▶ Goal of the exercise:
Find and copy every line in the records that includes the string "this".

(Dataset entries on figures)
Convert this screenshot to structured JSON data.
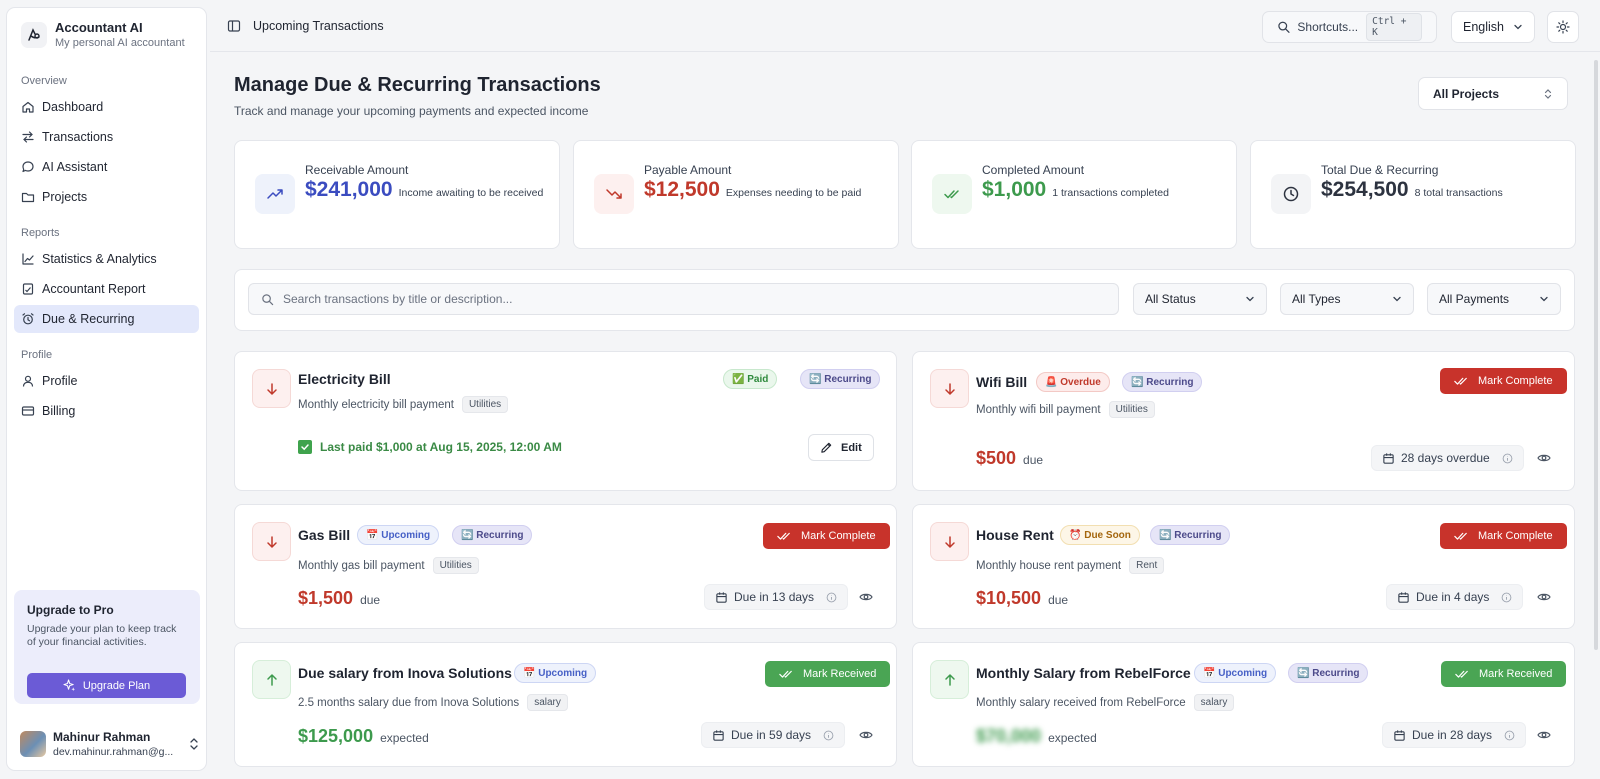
{
  "app": {
    "name": "Accountant AI",
    "tagline": "My personal AI accountant"
  },
  "sidebar": {
    "groups": [
      {
        "title": "Overview",
        "items": [
          {
            "label": "Dashboard",
            "icon": "home-icon"
          },
          {
            "label": "Transactions",
            "icon": "arrows-icon"
          },
          {
            "label": "AI Assistant",
            "icon": "chat-icon"
          },
          {
            "label": "Projects",
            "icon": "folder-icon"
          }
        ]
      },
      {
        "title": "Reports",
        "items": [
          {
            "label": "Statistics & Analytics",
            "icon": "chart-icon"
          },
          {
            "label": "Accountant Report",
            "icon": "report-icon"
          },
          {
            "label": "Due & Recurring",
            "icon": "alarm-icon",
            "active": true
          }
        ]
      },
      {
        "title": "Profile",
        "items": [
          {
            "label": "Profile",
            "icon": "user-icon"
          },
          {
            "label": "Billing",
            "icon": "card-icon"
          }
        ]
      }
    ],
    "upgrade": {
      "title": "Upgrade to Pro",
      "text": "Upgrade your plan to keep track of your financial activities.",
      "button": "Upgrade Plan"
    },
    "user": {
      "name": "Mahinur Rahman",
      "email": "dev.mahinur.rahman@g..."
    }
  },
  "topbar": {
    "breadcrumb": "Upcoming Transactions",
    "shortcuts": "Shortcuts...",
    "shortcut_key": "Ctrl + K",
    "language": "English"
  },
  "page": {
    "title": "Manage Due & Recurring Transactions",
    "subtitle": "Track and manage your upcoming payments and expected income",
    "project_filter": "All Projects"
  },
  "stats": [
    {
      "label": "Receivable Amount",
      "amount": "$241,000",
      "desc": "Income awaiting to be received",
      "color": "#3b4cc0"
    },
    {
      "label": "Payable Amount",
      "amount": "$12,500",
      "desc": "Expenses needing to be paid",
      "color": "#c0392b"
    },
    {
      "label": "Completed Amount",
      "amount": "$1,000",
      "desc": "1 transactions completed",
      "color": "#3d9a4d"
    },
    {
      "label": "Total Due & Recurring",
      "amount": "$254,500",
      "desc": "8 total transactions",
      "color": "#2d3340"
    }
  ],
  "filters": {
    "search_placeholder": "Search transactions by title or description...",
    "status": "All Status",
    "types": "All Types",
    "payments": "All Payments"
  },
  "transactions": [
    {
      "title": "Electricity Bill",
      "status": "✅ Paid",
      "recurring": "🔄 Recurring",
      "desc": "Monthly electricity bill payment",
      "tag": "Utilities",
      "last_paid": "Last paid $1,000 at Aug 15, 2025, 12:00 AM",
      "edit": "Edit"
    },
    {
      "title": "Wifi Bill",
      "status": "🚨 Overdue",
      "recurring": "🔄 Recurring",
      "desc": "Monthly wifi bill payment",
      "tag": "Utilities",
      "amount": "$500",
      "suffix": "due",
      "due": "28 days overdue",
      "action": "Mark Complete"
    },
    {
      "title": "Gas Bill",
      "status": "📅 Upcoming",
      "recurring": "🔄 Recurring",
      "desc": "Monthly gas bill payment",
      "tag": "Utilities",
      "amount": "$1,500",
      "suffix": "due",
      "due": "Due in 13 days",
      "action": "Mark Complete"
    },
    {
      "title": "House Rent",
      "status": "⏰ Due Soon",
      "recurring": "🔄 Recurring",
      "desc": "Monthly house rent payment",
      "tag": "Rent",
      "amount": "$10,500",
      "suffix": "due",
      "due": "Due in 4 days",
      "action": "Mark Complete"
    },
    {
      "title": "Due salary from Inova Solutions",
      "status": "📅 Upcoming",
      "desc": "2.5 months salary due from Inova Solutions",
      "tag": "salary",
      "amount": "$125,000",
      "suffix": "expected",
      "due": "Due in 59 days",
      "action": "Mark Received"
    },
    {
      "title": "Monthly Salary from RebelForce",
      "status": "📅 Upcoming",
      "recurring": "🔄 Recurring",
      "desc": "Monthly salary received from RebelForce",
      "tag": "salary",
      "amount": "$70,000",
      "suffix": "expected",
      "due": "Due in 28 days",
      "action": "Mark Received"
    }
  ]
}
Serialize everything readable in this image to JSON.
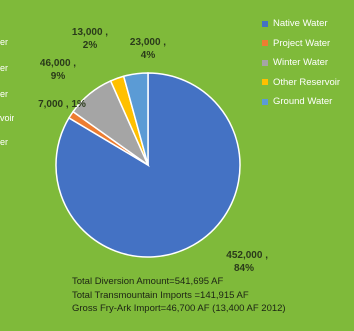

▶ Written reply:
Convert this screenshot to structured JSON data.
Serialize everything readable in this image to JSON.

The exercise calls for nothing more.